GIVEN REQUEST:
Please return the listing from its start through the line containing "The one magnetic", reproducing each line without any change and leaving out the pictures.

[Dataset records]
-=-=-

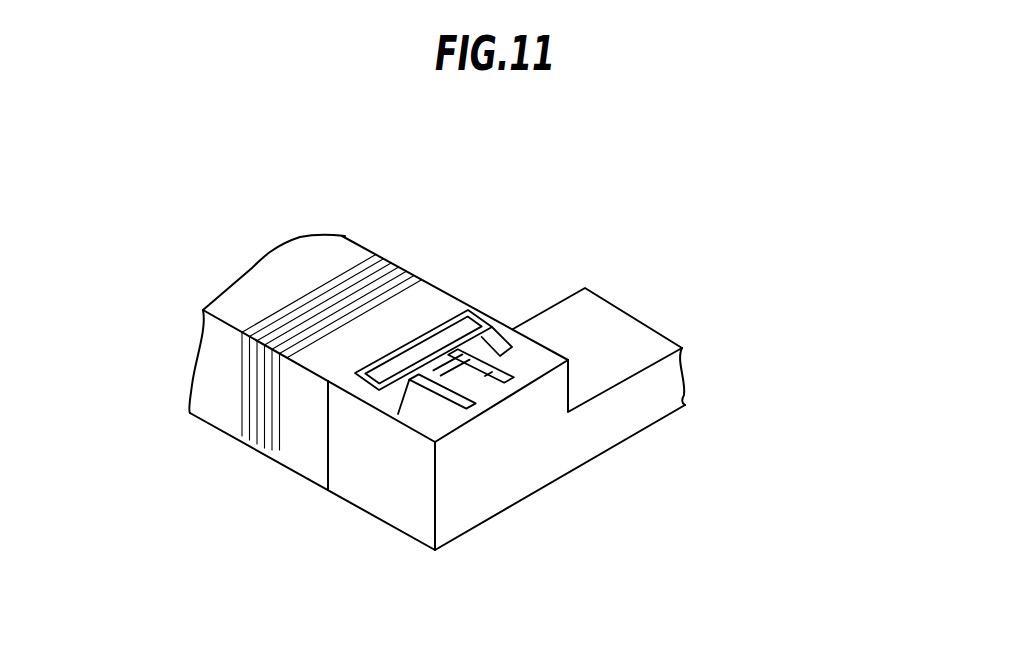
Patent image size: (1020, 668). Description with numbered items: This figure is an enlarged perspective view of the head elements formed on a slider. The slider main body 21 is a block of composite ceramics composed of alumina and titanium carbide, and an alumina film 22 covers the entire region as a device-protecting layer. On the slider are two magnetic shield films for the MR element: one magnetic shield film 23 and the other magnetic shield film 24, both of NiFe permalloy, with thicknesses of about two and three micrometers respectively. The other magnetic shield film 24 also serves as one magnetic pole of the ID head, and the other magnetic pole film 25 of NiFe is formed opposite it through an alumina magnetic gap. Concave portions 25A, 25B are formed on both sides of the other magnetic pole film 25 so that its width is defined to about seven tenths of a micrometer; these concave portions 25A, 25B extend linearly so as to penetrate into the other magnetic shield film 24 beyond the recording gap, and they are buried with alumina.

The slider main body 21 is at (272, 288).
The alumina film 22 is at (327, 443).
The one magnetic shield film 23 is at (399, 356).
The other magnetic shield film 24 is at (477, 336).
The other magnetic pole film 25 is at (472, 383).
The concave portion 25A is at (398, 414).
The concave portion 25B is at (492, 372).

-=-=-

RESULT BELOW:
Patent image size: (1020, 668). Description with numbered items: This figure is an enlarged perspective view of the head elements formed on a slider. The slider main body 21 is a block of composite ceramics composed of alumina and titanium carbide, and an alumina film 22 covers the entire region as a device-protecting layer. On the slider are two magnetic shield films for the MR element: one magnetic shield film 23 and the other magnetic shield film 24, both of NiFe permalloy, with thicknesses of about two and three micrometers respectively. The other magnetic shield film 24 also serves as one magnetic pole of the ID head, and the other magnetic pole film 25 of NiFe is formed opposite it through an alumina magnetic gap. Concave portions 25A, 25B are formed on both sides of the other magnetic pole film 25 so that its width is defined to about seven tenths of a micrometer; these concave portions 25A, 25B extend linearly so as to penetrate into the other magnetic shield film 24 beyond the recording gap, and they are buried with alumina.

The slider main body 21 is at (272, 288).
The alumina film 22 is at (327, 443).
The one magnetic shield film 23 is at (399, 356).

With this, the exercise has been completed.